Transcribe all the entries word for word, omitting any pictures they contain.

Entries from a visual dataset
_ _ _

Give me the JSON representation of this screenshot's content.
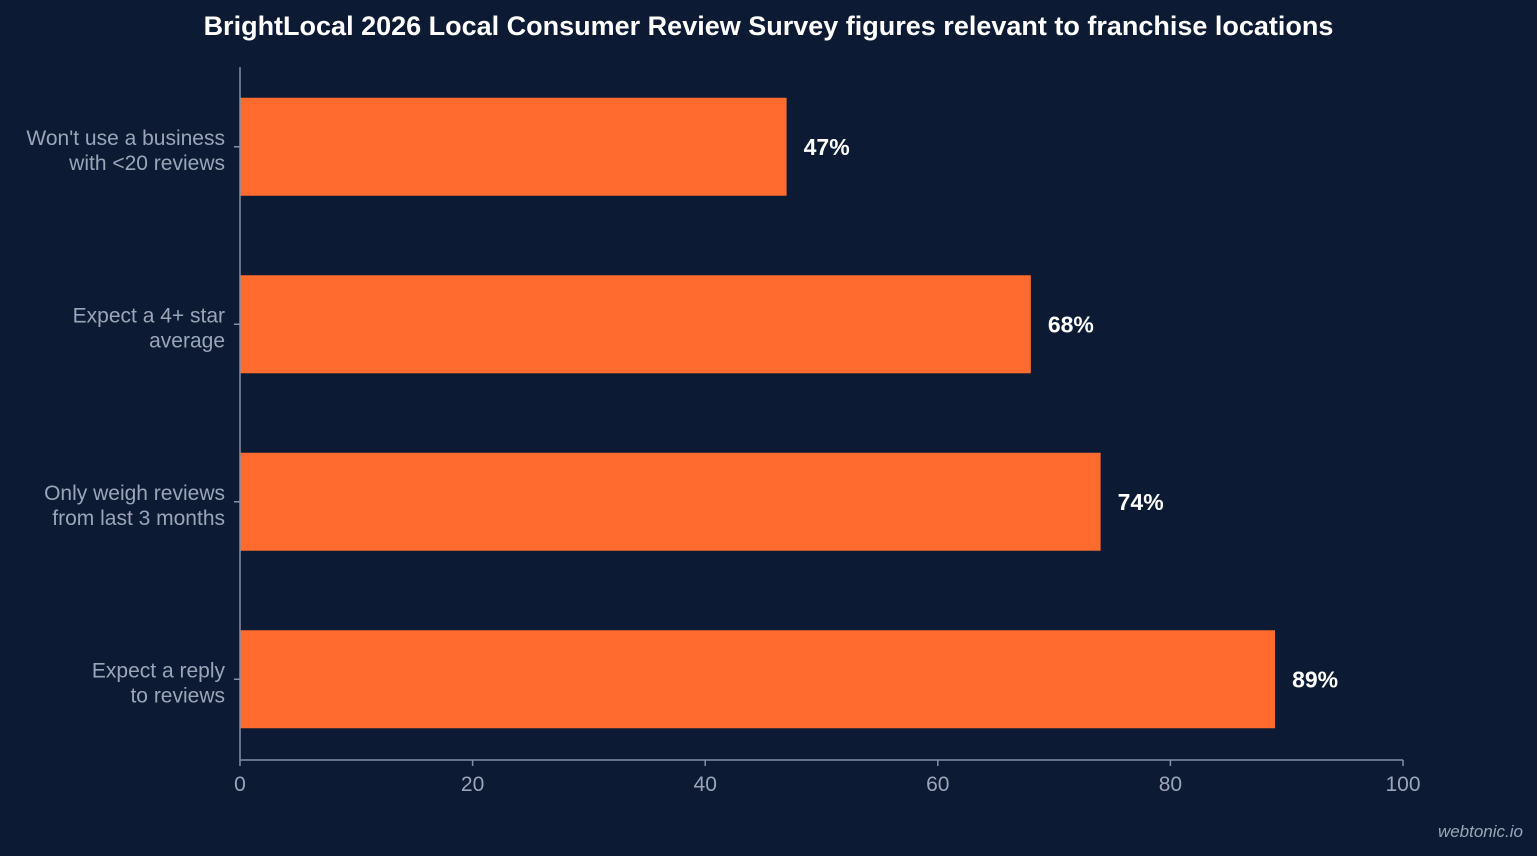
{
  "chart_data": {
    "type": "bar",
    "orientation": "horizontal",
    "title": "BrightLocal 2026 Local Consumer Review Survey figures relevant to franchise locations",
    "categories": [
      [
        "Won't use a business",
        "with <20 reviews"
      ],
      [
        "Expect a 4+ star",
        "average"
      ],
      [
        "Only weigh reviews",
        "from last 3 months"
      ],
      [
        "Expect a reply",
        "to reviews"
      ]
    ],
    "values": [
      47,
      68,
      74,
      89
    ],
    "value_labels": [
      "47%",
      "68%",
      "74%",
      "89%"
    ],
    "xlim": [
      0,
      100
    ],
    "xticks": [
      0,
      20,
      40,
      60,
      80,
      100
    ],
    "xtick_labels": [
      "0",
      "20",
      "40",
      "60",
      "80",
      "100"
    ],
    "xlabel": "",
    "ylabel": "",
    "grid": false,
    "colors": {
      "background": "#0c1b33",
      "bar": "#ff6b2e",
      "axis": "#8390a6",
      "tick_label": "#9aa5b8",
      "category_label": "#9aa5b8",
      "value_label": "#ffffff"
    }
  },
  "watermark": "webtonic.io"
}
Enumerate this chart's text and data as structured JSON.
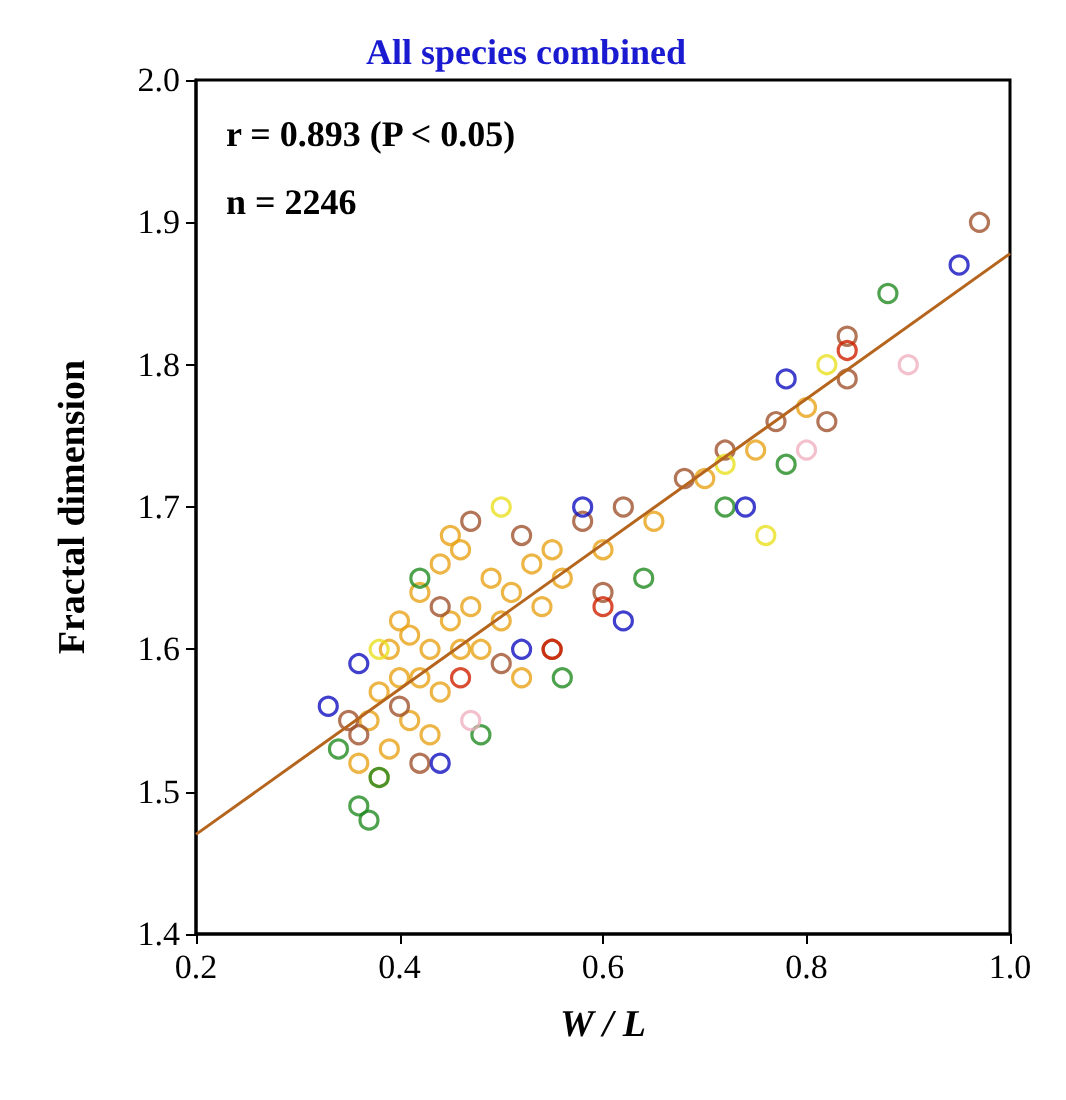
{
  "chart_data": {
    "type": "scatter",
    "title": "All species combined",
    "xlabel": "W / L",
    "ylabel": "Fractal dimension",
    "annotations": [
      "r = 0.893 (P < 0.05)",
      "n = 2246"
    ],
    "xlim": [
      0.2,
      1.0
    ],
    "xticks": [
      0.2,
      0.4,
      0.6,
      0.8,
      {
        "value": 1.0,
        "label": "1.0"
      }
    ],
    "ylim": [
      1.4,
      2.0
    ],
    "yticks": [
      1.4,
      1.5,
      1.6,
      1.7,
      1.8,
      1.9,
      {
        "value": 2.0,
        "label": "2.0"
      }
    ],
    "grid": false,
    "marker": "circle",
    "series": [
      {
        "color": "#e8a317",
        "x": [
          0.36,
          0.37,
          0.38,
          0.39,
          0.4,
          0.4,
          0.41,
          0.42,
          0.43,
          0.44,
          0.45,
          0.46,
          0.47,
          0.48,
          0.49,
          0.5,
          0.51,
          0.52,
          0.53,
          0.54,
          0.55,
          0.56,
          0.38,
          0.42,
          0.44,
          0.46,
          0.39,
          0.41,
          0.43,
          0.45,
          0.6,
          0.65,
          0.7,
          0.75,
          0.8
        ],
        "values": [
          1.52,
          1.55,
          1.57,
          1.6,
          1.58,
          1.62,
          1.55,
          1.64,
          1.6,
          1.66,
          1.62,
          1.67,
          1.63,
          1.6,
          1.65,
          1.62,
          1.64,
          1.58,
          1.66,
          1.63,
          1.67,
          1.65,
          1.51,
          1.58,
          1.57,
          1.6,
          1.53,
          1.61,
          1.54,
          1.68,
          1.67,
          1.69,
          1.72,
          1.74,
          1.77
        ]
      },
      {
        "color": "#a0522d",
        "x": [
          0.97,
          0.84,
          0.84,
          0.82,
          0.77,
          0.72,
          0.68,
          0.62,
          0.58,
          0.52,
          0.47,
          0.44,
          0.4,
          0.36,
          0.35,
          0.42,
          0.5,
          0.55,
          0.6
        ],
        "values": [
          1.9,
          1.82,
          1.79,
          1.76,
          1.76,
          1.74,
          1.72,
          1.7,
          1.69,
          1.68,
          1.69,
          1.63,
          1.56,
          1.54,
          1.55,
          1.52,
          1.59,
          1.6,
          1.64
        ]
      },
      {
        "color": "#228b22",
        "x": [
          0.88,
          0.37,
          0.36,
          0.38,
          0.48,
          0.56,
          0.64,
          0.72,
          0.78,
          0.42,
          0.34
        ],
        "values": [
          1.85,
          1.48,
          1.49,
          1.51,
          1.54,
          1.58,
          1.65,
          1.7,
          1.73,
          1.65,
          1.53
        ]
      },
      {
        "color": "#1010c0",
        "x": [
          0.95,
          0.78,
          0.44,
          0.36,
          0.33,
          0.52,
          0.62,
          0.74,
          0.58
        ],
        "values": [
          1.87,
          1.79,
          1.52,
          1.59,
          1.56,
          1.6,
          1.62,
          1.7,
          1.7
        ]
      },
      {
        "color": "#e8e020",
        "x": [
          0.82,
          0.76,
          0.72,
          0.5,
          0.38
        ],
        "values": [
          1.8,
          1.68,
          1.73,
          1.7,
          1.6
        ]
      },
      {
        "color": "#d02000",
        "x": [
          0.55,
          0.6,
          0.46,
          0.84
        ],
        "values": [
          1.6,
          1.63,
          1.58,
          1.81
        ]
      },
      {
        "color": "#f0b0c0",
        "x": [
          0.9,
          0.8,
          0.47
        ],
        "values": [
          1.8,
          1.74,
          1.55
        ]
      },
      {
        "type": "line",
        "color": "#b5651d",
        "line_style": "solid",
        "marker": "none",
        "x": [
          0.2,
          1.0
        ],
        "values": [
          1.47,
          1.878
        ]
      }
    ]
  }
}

_ _ _

### [ANSWER TO THE PROBLEM]
Give me the JSON representation of this screenshot's content.
{
  "chart_data": {
    "type": "bar",
    "orientation": "horizontal",
    "title": "BrightLocal 2026 Local Consumer Review Survey figures relevant to franchise locations",
    "categories": [
      [
        "Won't use a business",
        "with <20 reviews"
      ],
      [
        "Expect a 4+ star",
        "average"
      ],
      [
        "Only weigh reviews",
        "from last 3 months"
      ],
      [
        "Expect a reply",
        "to reviews"
      ]
    ],
    "values": [
      47,
      68,
      74,
      89
    ],
    "value_labels": [
      "47%",
      "68%",
      "74%",
      "89%"
    ],
    "xlim": [
      0,
      100
    ],
    "xticks": [
      0,
      20,
      40,
      60,
      80,
      100
    ],
    "xtick_labels": [
      "0",
      "20",
      "40",
      "60",
      "80",
      "100"
    ],
    "xlabel": "",
    "ylabel": "",
    "grid": false,
    "colors": {
      "background": "#0c1b33",
      "bar": "#ff6b2e",
      "axis": "#8390a6",
      "tick_label": "#9aa5b8",
      "category_label": "#9aa5b8",
      "value_label": "#ffffff"
    }
  },
  "watermark": "webtonic.io"
}
Enumerate this chart's text and data as structured JSON.
{
  "chart_data": {
    "type": "scatter",
    "title": "All species combined",
    "xlabel": "W / L",
    "ylabel": "Fractal dimension",
    "annotations": [
      "r = 0.893 (P < 0.05)",
      "n = 2246"
    ],
    "xlim": [
      0.2,
      1.0
    ],
    "xticks": [
      0.2,
      0.4,
      0.6,
      0.8,
      {
        "value": 1.0,
        "label": "1.0"
      }
    ],
    "ylim": [
      1.4,
      2.0
    ],
    "yticks": [
      1.4,
      1.5,
      1.6,
      1.7,
      1.8,
      1.9,
      {
        "value": 2.0,
        "label": "2.0"
      }
    ],
    "grid": false,
    "marker": "circle",
    "series": [
      {
        "color": "#e8a317",
        "x": [
          0.36,
          0.37,
          0.38,
          0.39,
          0.4,
          0.4,
          0.41,
          0.42,
          0.43,
          0.44,
          0.45,
          0.46,
          0.47,
          0.48,
          0.49,
          0.5,
          0.51,
          0.52,
          0.53,
          0.54,
          0.55,
          0.56,
          0.38,
          0.42,
          0.44,
          0.46,
          0.39,
          0.41,
          0.43,
          0.45,
          0.6,
          0.65,
          0.7,
          0.75,
          0.8
        ],
        "values": [
          1.52,
          1.55,
          1.57,
          1.6,
          1.58,
          1.62,
          1.55,
          1.64,
          1.6,
          1.66,
          1.62,
          1.67,
          1.63,
          1.6,
          1.65,
          1.62,
          1.64,
          1.58,
          1.66,
          1.63,
          1.67,
          1.65,
          1.51,
          1.58,
          1.57,
          1.6,
          1.53,
          1.61,
          1.54,
          1.68,
          1.67,
          1.69,
          1.72,
          1.74,
          1.77
        ]
      },
      {
        "color": "#a0522d",
        "x": [
          0.97,
          0.84,
          0.84,
          0.82,
          0.77,
          0.72,
          0.68,
          0.62,
          0.58,
          0.52,
          0.47,
          0.44,
          0.4,
          0.36,
          0.35,
          0.42,
          0.5,
          0.55,
          0.6
        ],
        "values": [
          1.9,
          1.82,
          1.79,
          1.76,
          1.76,
          1.74,
          1.72,
          1.7,
          1.69,
          1.68,
          1.69,
          1.63,
          1.56,
          1.54,
          1.55,
          1.52,
          1.59,
          1.6,
          1.64
        ]
      },
      {
        "color": "#228b22",
        "x": [
          0.88,
          0.37,
          0.36,
          0.38,
          0.48,
          0.56,
          0.64,
          0.72,
          0.78,
          0.42,
          0.34
        ],
        "values": [
          1.85,
          1.48,
          1.49,
          1.51,
          1.54,
          1.58,
          1.65,
          1.7,
          1.73,
          1.65,
          1.53
        ]
      },
      {
        "color": "#1010c0",
        "x": [
          0.95,
          0.78,
          0.44,
          0.36,
          0.33,
          0.52,
          0.62,
          0.74,
          0.58
        ],
        "values": [
          1.87,
          1.79,
          1.52,
          1.59,
          1.56,
          1.6,
          1.62,
          1.7,
          1.7
        ]
      },
      {
        "color": "#e8e020",
        "x": [
          0.82,
          0.76,
          0.72,
          0.5,
          0.38
        ],
        "values": [
          1.8,
          1.68,
          1.73,
          1.7,
          1.6
        ]
      },
      {
        "color": "#d02000",
        "x": [
          0.55,
          0.6,
          0.46,
          0.84
        ],
        "values": [
          1.6,
          1.63,
          1.58,
          1.81
        ]
      },
      {
        "color": "#f0b0c0",
        "x": [
          0.9,
          0.8,
          0.47
        ],
        "values": [
          1.8,
          1.74,
          1.55
        ]
      },
      {
        "type": "line",
        "color": "#b5651d",
        "line_style": "solid",
        "marker": "none",
        "x": [
          0.2,
          1.0
        ],
        "values": [
          1.47,
          1.878
        ]
      }
    ]
  }
}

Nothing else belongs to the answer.